Written exercise »
Scan the data below. Pull out each line where "title" occurs.

Stored data entries »
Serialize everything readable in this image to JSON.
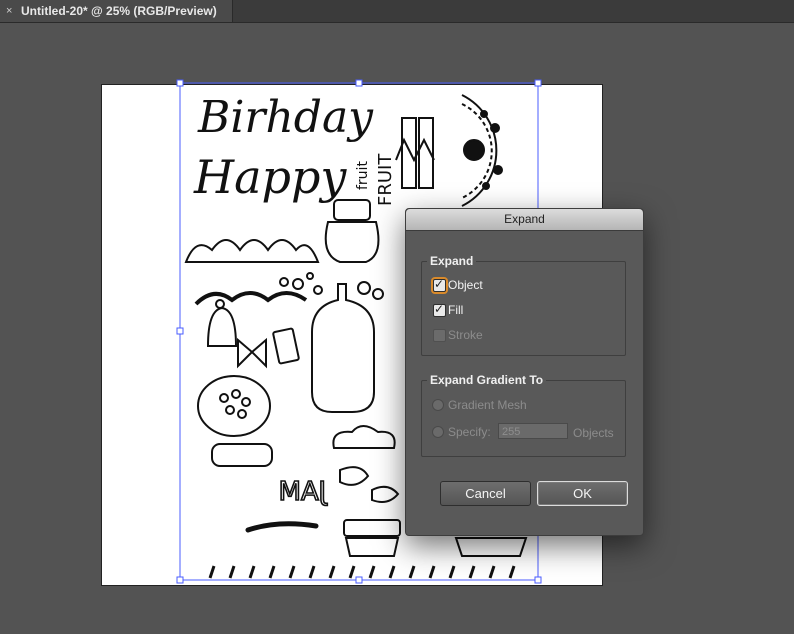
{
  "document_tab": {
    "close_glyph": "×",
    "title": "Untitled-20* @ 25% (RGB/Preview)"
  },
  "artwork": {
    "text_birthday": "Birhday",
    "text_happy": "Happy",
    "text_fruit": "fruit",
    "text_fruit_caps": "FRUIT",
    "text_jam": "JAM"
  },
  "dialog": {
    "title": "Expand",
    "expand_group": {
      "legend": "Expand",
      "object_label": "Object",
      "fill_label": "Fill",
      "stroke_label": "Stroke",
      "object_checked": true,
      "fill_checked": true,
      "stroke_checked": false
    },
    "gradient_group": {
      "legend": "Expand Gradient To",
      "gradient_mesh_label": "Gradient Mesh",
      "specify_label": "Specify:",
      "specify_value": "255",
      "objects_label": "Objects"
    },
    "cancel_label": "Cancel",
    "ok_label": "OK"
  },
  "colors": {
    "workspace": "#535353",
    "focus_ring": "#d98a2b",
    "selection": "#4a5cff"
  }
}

Output »
    "title": "Untitled-20* @ 25% (RGB/Preview)"
    "title": "Expand",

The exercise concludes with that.